## WHAT YOU HAVE TO DO
Repeat all of the material exactly as given.

[Stored data entries]
▬▬▬
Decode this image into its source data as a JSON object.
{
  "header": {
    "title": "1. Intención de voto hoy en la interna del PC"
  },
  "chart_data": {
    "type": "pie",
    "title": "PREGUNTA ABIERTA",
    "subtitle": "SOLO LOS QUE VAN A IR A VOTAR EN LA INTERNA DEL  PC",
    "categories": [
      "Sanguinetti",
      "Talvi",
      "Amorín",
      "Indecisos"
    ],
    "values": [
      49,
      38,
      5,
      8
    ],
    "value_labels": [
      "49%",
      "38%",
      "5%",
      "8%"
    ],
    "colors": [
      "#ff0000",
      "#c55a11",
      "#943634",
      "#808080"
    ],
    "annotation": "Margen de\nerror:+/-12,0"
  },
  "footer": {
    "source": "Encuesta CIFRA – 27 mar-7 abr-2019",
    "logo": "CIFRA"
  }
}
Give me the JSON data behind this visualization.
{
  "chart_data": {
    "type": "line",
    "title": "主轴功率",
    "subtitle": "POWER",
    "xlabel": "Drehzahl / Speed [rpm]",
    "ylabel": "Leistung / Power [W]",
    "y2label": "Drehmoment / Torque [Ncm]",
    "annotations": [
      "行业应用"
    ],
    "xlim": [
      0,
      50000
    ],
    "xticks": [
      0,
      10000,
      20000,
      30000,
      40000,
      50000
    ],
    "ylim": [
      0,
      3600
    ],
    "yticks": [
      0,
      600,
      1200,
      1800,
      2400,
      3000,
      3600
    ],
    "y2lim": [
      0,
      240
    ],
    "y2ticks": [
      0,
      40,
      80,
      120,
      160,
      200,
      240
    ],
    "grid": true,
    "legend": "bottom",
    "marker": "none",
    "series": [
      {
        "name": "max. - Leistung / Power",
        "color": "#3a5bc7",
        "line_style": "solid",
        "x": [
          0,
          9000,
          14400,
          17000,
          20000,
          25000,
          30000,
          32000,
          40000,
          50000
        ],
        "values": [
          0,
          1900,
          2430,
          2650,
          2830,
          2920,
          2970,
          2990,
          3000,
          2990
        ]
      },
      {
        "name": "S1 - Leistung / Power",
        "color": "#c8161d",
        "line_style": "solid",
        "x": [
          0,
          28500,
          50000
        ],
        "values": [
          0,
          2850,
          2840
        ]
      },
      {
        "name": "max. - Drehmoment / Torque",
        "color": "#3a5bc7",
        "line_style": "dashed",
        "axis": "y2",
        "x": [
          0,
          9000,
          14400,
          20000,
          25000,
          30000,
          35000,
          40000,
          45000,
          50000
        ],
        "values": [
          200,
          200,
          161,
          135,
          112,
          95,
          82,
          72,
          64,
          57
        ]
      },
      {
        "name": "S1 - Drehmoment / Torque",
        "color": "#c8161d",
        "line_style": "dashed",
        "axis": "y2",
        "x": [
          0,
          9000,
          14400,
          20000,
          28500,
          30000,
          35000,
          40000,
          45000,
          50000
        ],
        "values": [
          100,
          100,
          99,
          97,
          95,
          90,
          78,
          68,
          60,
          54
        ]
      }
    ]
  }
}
▬▬▬
## OUTPUT BELOW
Decode this image into its source data as a JSON object.
{
  "header": {
    "title": "1. Intención de voto hoy en la interna del PC"
  },
  "chart_data": {
    "type": "pie",
    "title": "PREGUNTA ABIERTA",
    "subtitle": "SOLO LOS QUE VAN A IR A VOTAR EN LA INTERNA DEL  PC",
    "categories": [
      "Sanguinetti",
      "Talvi",
      "Amorín",
      "Indecisos"
    ],
    "values": [
      49,
      38,
      5,
      8
    ],
    "value_labels": [
      "49%",
      "38%",
      "5%",
      "8%"
    ],
    "colors": [
      "#ff0000",
      "#c55a11",
      "#943634",
      "#808080"
    ],
    "annotation": "Margen de\nerror:+/-12,0"
  },
  "footer": {
    "source": "Encuesta CIFRA – 27 mar-7 abr-2019",
    "logo": "CIFRA"
  }
}
Give me the JSON data behind this visualization.
{
  "chart_data": {
    "type": "line",
    "title": "主轴功率",
    "subtitle": "POWER",
    "xlabel": "Drehzahl / Speed [rpm]",
    "ylabel": "Leistung / Power [W]",
    "y2label": "Drehmoment / Torque [Ncm]",
    "annotations": [
      "行业应用"
    ],
    "xlim": [
      0,
      50000
    ],
    "xticks": [
      0,
      10000,
      20000,
      30000,
      40000,
      50000
    ],
    "ylim": [
      0,
      3600
    ],
    "yticks": [
      0,
      600,
      1200,
      1800,
      2400,
      3000,
      3600
    ],
    "y2lim": [
      0,
      240
    ],
    "y2ticks": [
      0,
      40,
      80,
      120,
      160,
      200,
      240
    ],
    "grid": true,
    "legend": "bottom",
    "marker": "none",
    "series": [
      {
        "name": "max. - Leistung / Power",
        "color": "#3a5bc7",
        "line_style": "solid",
        "x": [
          0,
          9000,
          14400,
          17000,
          20000,
          25000,
          30000,
          32000,
          40000,
          50000
        ],
        "values": [
          0,
          1900,
          2430,
          2650,
          2830,
          2920,
          2970,
          2990,
          3000,
          2990
        ]
      },
      {
        "name": "S1 - Leistung / Power",
        "color": "#c8161d",
        "line_style": "solid",
        "x": [
          0,
          28500,
          50000
        ],
        "values": [
          0,
          2850,
          2840
        ]
      },
      {
        "name": "max. - Drehmoment / Torque",
        "color": "#3a5bc7",
        "line_style": "dashed",
        "axis": "y2",
        "x": [
          0,
          9000,
          14400,
          20000,
          25000,
          30000,
          35000,
          40000,
          45000,
          50000
        ],
        "values": [
          200,
          200,
          161,
          135,
          112,
          95,
          82,
          72,
          64,
          57
        ]
      },
      {
        "name": "S1 - Drehmoment / Torque",
        "color": "#c8161d",
        "line_style": "dashed",
        "axis": "y2",
        "x": [
          0,
          9000,
          14400,
          20000,
          28500,
          30000,
          35000,
          40000,
          45000,
          50000
        ],
        "values": [
          100,
          100,
          99,
          97,
          95,
          90,
          78,
          68,
          60,
          54
        ]
      }
    ]
  }
}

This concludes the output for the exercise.